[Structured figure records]
•••
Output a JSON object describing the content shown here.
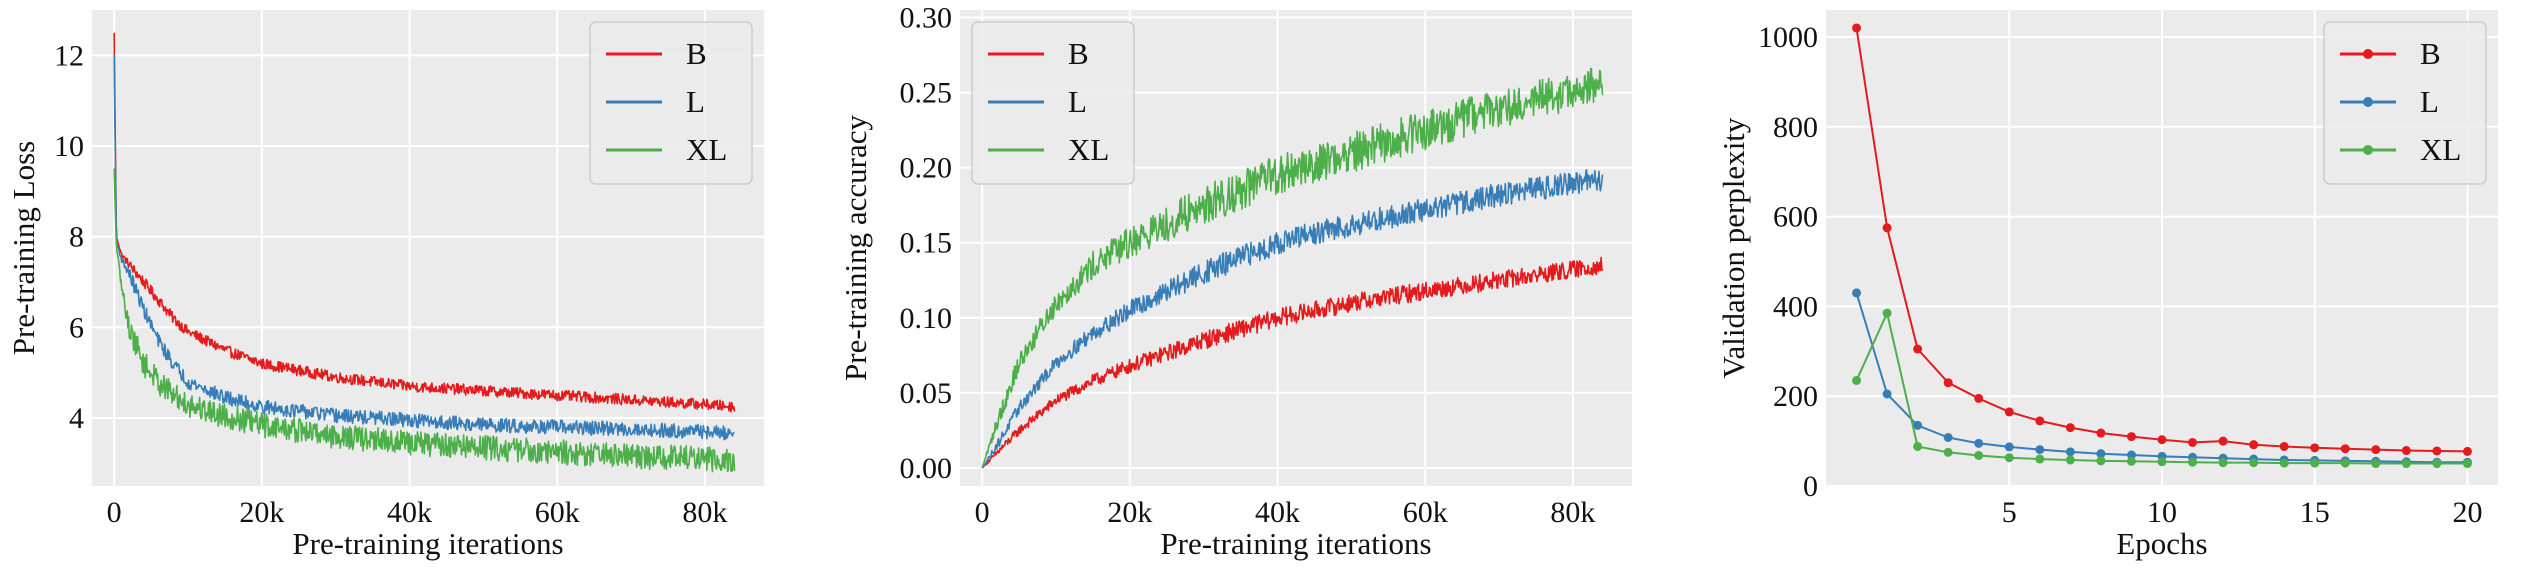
{
  "colors": {
    "B": "#e41a1c",
    "L": "#377eb8",
    "XL": "#4daf4a",
    "panel_bg": "#ebebeb",
    "grid": "#ffffff"
  },
  "chart_data": [
    {
      "type": "line",
      "xlabel": "Pre-training iterations",
      "ylabel": "Pre-training Loss",
      "xlim": [
        -3000,
        88000
      ],
      "ylim": [
        2.5,
        13.0
      ],
      "xticks": [
        0,
        20000,
        40000,
        60000,
        80000
      ],
      "xtick_labels": [
        "0",
        "20k",
        "40k",
        "60k",
        "80k"
      ],
      "yticks": [
        4,
        6,
        8,
        10,
        12
      ],
      "ytick_labels": [
        "4",
        "6",
        "8",
        "10",
        "12"
      ],
      "grid": true,
      "legend": "top-right",
      "noise": 0.12,
      "series": [
        {
          "name": "B",
          "color": "#e41a1c",
          "x": [
            0,
            300,
            1000,
            2000,
            4000,
            6000,
            8000,
            10000,
            15000,
            20000,
            30000,
            40000,
            50000,
            60000,
            70000,
            80000,
            84000
          ],
          "y": [
            12.5,
            8.0,
            7.6,
            7.4,
            7.0,
            6.6,
            6.2,
            5.9,
            5.5,
            5.2,
            4.9,
            4.7,
            4.6,
            4.5,
            4.4,
            4.3,
            4.25
          ]
        },
        {
          "name": "L",
          "color": "#377eb8",
          "x": [
            0,
            300,
            1000,
            2000,
            4000,
            6000,
            8000,
            10000,
            15000,
            20000,
            30000,
            40000,
            50000,
            60000,
            70000,
            80000,
            84000
          ],
          "y": [
            12.0,
            7.9,
            7.5,
            7.2,
            6.4,
            5.7,
            5.2,
            4.8,
            4.45,
            4.25,
            4.05,
            3.95,
            3.85,
            3.8,
            3.75,
            3.7,
            3.65
          ]
        },
        {
          "name": "XL",
          "color": "#4daf4a",
          "x": [
            0,
            300,
            1000,
            2000,
            4000,
            6000,
            8000,
            10000,
            15000,
            20000,
            30000,
            40000,
            50000,
            60000,
            70000,
            80000,
            84000
          ],
          "y": [
            9.5,
            7.8,
            6.9,
            6.0,
            5.2,
            4.8,
            4.5,
            4.3,
            4.05,
            3.85,
            3.6,
            3.45,
            3.35,
            3.25,
            3.15,
            3.1,
            3.05
          ]
        }
      ]
    },
    {
      "type": "line",
      "xlabel": "Pre-training iterations",
      "ylabel": "Pre-training accuracy",
      "xlim": [
        -3000,
        88000
      ],
      "ylim": [
        -0.012,
        0.305
      ],
      "xticks": [
        0,
        20000,
        40000,
        60000,
        80000
      ],
      "xtick_labels": [
        "0",
        "20k",
        "40k",
        "60k",
        "80k"
      ],
      "yticks": [
        0.0,
        0.05,
        0.1,
        0.15,
        0.2,
        0.25,
        0.3
      ],
      "ytick_labels": [
        "0.00",
        "0.05",
        "0.10",
        "0.15",
        "0.20",
        "0.25",
        "0.30"
      ],
      "grid": true,
      "legend": "top-left",
      "noise": 0.006,
      "series": [
        {
          "name": "B",
          "color": "#e41a1c",
          "x": [
            0,
            2000,
            5000,
            10000,
            15000,
            20000,
            30000,
            40000,
            50000,
            60000,
            70000,
            80000,
            84000
          ],
          "y": [
            0.0,
            0.01,
            0.025,
            0.045,
            0.058,
            0.068,
            0.085,
            0.1,
            0.11,
            0.118,
            0.125,
            0.132,
            0.135
          ]
        },
        {
          "name": "L",
          "color": "#377eb8",
          "x": [
            0,
            2000,
            5000,
            10000,
            15000,
            20000,
            30000,
            40000,
            50000,
            60000,
            70000,
            80000,
            84000
          ],
          "y": [
            0.0,
            0.015,
            0.04,
            0.07,
            0.09,
            0.105,
            0.13,
            0.15,
            0.162,
            0.172,
            0.182,
            0.19,
            0.192
          ]
        },
        {
          "name": "XL",
          "color": "#4daf4a",
          "x": [
            0,
            2000,
            5000,
            10000,
            15000,
            20000,
            30000,
            40000,
            50000,
            60000,
            70000,
            80000,
            84000
          ],
          "y": [
            0.0,
            0.03,
            0.07,
            0.11,
            0.135,
            0.15,
            0.175,
            0.195,
            0.21,
            0.225,
            0.24,
            0.25,
            0.255
          ]
        }
      ]
    },
    {
      "type": "line",
      "xlabel": "Epochs",
      "ylabel": "Validation perplexity",
      "xlim": [
        -1,
        21
      ],
      "ylim": [
        0,
        1060
      ],
      "xticks": [
        5,
        10,
        15,
        20
      ],
      "xtick_labels": [
        "5",
        "10",
        "15",
        "20"
      ],
      "yticks": [
        0,
        200,
        400,
        600,
        800,
        1000
      ],
      "ytick_labels": [
        "0",
        "200",
        "400",
        "600",
        "800",
        "1000"
      ],
      "grid": true,
      "legend": "top-right",
      "markers": true,
      "series": [
        {
          "name": "B",
          "color": "#e41a1c",
          "x": [
            0,
            1,
            2,
            3,
            4,
            5,
            6,
            7,
            8,
            9,
            10,
            11,
            12,
            13,
            14,
            15,
            16,
            17,
            18,
            19,
            20
          ],
          "y": [
            1020,
            575,
            305,
            230,
            195,
            165,
            145,
            130,
            118,
            110,
            103,
            97,
            100,
            92,
            88,
            85,
            83,
            81,
            79,
            78,
            77
          ]
        },
        {
          "name": "L",
          "color": "#377eb8",
          "x": [
            0,
            1,
            2,
            3,
            4,
            5,
            6,
            7,
            8,
            9,
            10,
            11,
            12,
            13,
            14,
            15,
            16,
            17,
            18,
            19,
            20
          ],
          "y": [
            430,
            205,
            135,
            108,
            95,
            87,
            81,
            76,
            72,
            69,
            66,
            64,
            62,
            60,
            58,
            57,
            56,
            55,
            54,
            53,
            53
          ]
        },
        {
          "name": "XL",
          "color": "#4daf4a",
          "x": [
            0,
            1,
            2,
            3,
            4,
            5,
            6,
            7,
            8,
            9,
            10,
            11,
            12,
            13,
            14,
            15,
            16,
            17,
            18,
            19,
            20
          ],
          "y": [
            235,
            385,
            88,
            75,
            68,
            63,
            60,
            58,
            56,
            55,
            54,
            53,
            52,
            52,
            51,
            51,
            51,
            50,
            50,
            50,
            50
          ]
        }
      ]
    }
  ]
}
•••
▶ [TASK TO CARRY OUT]: Write the lines above out again exactly, without any of their pictures.

▶ [FINAL RESULT]:
Output a JSON object describing the content shown here.
{
  "colors": {
    "B": "#e41a1c",
    "L": "#377eb8",
    "XL": "#4daf4a",
    "panel_bg": "#ebebeb",
    "grid": "#ffffff"
  },
  "chart_data": [
    {
      "type": "line",
      "xlabel": "Pre-training iterations",
      "ylabel": "Pre-training Loss",
      "xlim": [
        -3000,
        88000
      ],
      "ylim": [
        2.5,
        13.0
      ],
      "xticks": [
        0,
        20000,
        40000,
        60000,
        80000
      ],
      "xtick_labels": [
        "0",
        "20k",
        "40k",
        "60k",
        "80k"
      ],
      "yticks": [
        4,
        6,
        8,
        10,
        12
      ],
      "ytick_labels": [
        "4",
        "6",
        "8",
        "10",
        "12"
      ],
      "grid": true,
      "legend": "top-right",
      "noise": 0.12,
      "series": [
        {
          "name": "B",
          "color": "#e41a1c",
          "x": [
            0,
            300,
            1000,
            2000,
            4000,
            6000,
            8000,
            10000,
            15000,
            20000,
            30000,
            40000,
            50000,
            60000,
            70000,
            80000,
            84000
          ],
          "y": [
            12.5,
            8.0,
            7.6,
            7.4,
            7.0,
            6.6,
            6.2,
            5.9,
            5.5,
            5.2,
            4.9,
            4.7,
            4.6,
            4.5,
            4.4,
            4.3,
            4.25
          ]
        },
        {
          "name": "L",
          "color": "#377eb8",
          "x": [
            0,
            300,
            1000,
            2000,
            4000,
            6000,
            8000,
            10000,
            15000,
            20000,
            30000,
            40000,
            50000,
            60000,
            70000,
            80000,
            84000
          ],
          "y": [
            12.0,
            7.9,
            7.5,
            7.2,
            6.4,
            5.7,
            5.2,
            4.8,
            4.45,
            4.25,
            4.05,
            3.95,
            3.85,
            3.8,
            3.75,
            3.7,
            3.65
          ]
        },
        {
          "name": "XL",
          "color": "#4daf4a",
          "x": [
            0,
            300,
            1000,
            2000,
            4000,
            6000,
            8000,
            10000,
            15000,
            20000,
            30000,
            40000,
            50000,
            60000,
            70000,
            80000,
            84000
          ],
          "y": [
            9.5,
            7.8,
            6.9,
            6.0,
            5.2,
            4.8,
            4.5,
            4.3,
            4.05,
            3.85,
            3.6,
            3.45,
            3.35,
            3.25,
            3.15,
            3.1,
            3.05
          ]
        }
      ]
    },
    {
      "type": "line",
      "xlabel": "Pre-training iterations",
      "ylabel": "Pre-training accuracy",
      "xlim": [
        -3000,
        88000
      ],
      "ylim": [
        -0.012,
        0.305
      ],
      "xticks": [
        0,
        20000,
        40000,
        60000,
        80000
      ],
      "xtick_labels": [
        "0",
        "20k",
        "40k",
        "60k",
        "80k"
      ],
      "yticks": [
        0.0,
        0.05,
        0.1,
        0.15,
        0.2,
        0.25,
        0.3
      ],
      "ytick_labels": [
        "0.00",
        "0.05",
        "0.10",
        "0.15",
        "0.20",
        "0.25",
        "0.30"
      ],
      "grid": true,
      "legend": "top-left",
      "noise": 0.006,
      "series": [
        {
          "name": "B",
          "color": "#e41a1c",
          "x": [
            0,
            2000,
            5000,
            10000,
            15000,
            20000,
            30000,
            40000,
            50000,
            60000,
            70000,
            80000,
            84000
          ],
          "y": [
            0.0,
            0.01,
            0.025,
            0.045,
            0.058,
            0.068,
            0.085,
            0.1,
            0.11,
            0.118,
            0.125,
            0.132,
            0.135
          ]
        },
        {
          "name": "L",
          "color": "#377eb8",
          "x": [
            0,
            2000,
            5000,
            10000,
            15000,
            20000,
            30000,
            40000,
            50000,
            60000,
            70000,
            80000,
            84000
          ],
          "y": [
            0.0,
            0.015,
            0.04,
            0.07,
            0.09,
            0.105,
            0.13,
            0.15,
            0.162,
            0.172,
            0.182,
            0.19,
            0.192
          ]
        },
        {
          "name": "XL",
          "color": "#4daf4a",
          "x": [
            0,
            2000,
            5000,
            10000,
            15000,
            20000,
            30000,
            40000,
            50000,
            60000,
            70000,
            80000,
            84000
          ],
          "y": [
            0.0,
            0.03,
            0.07,
            0.11,
            0.135,
            0.15,
            0.175,
            0.195,
            0.21,
            0.225,
            0.24,
            0.25,
            0.255
          ]
        }
      ]
    },
    {
      "type": "line",
      "xlabel": "Epochs",
      "ylabel": "Validation perplexity",
      "xlim": [
        -1,
        21
      ],
      "ylim": [
        0,
        1060
      ],
      "xticks": [
        5,
        10,
        15,
        20
      ],
      "xtick_labels": [
        "5",
        "10",
        "15",
        "20"
      ],
      "yticks": [
        0,
        200,
        400,
        600,
        800,
        1000
      ],
      "ytick_labels": [
        "0",
        "200",
        "400",
        "600",
        "800",
        "1000"
      ],
      "grid": true,
      "legend": "top-right",
      "markers": true,
      "series": [
        {
          "name": "B",
          "color": "#e41a1c",
          "x": [
            0,
            1,
            2,
            3,
            4,
            5,
            6,
            7,
            8,
            9,
            10,
            11,
            12,
            13,
            14,
            15,
            16,
            17,
            18,
            19,
            20
          ],
          "y": [
            1020,
            575,
            305,
            230,
            195,
            165,
            145,
            130,
            118,
            110,
            103,
            97,
            100,
            92,
            88,
            85,
            83,
            81,
            79,
            78,
            77
          ]
        },
        {
          "name": "L",
          "color": "#377eb8",
          "x": [
            0,
            1,
            2,
            3,
            4,
            5,
            6,
            7,
            8,
            9,
            10,
            11,
            12,
            13,
            14,
            15,
            16,
            17,
            18,
            19,
            20
          ],
          "y": [
            430,
            205,
            135,
            108,
            95,
            87,
            81,
            76,
            72,
            69,
            66,
            64,
            62,
            60,
            58,
            57,
            56,
            55,
            54,
            53,
            53
          ]
        },
        {
          "name": "XL",
          "color": "#4daf4a",
          "x": [
            0,
            1,
            2,
            3,
            4,
            5,
            6,
            7,
            8,
            9,
            10,
            11,
            12,
            13,
            14,
            15,
            16,
            17,
            18,
            19,
            20
          ],
          "y": [
            235,
            385,
            88,
            75,
            68,
            63,
            60,
            58,
            56,
            55,
            54,
            53,
            52,
            52,
            51,
            51,
            51,
            50,
            50,
            50,
            50
          ]
        }
      ]
    }
  ]
}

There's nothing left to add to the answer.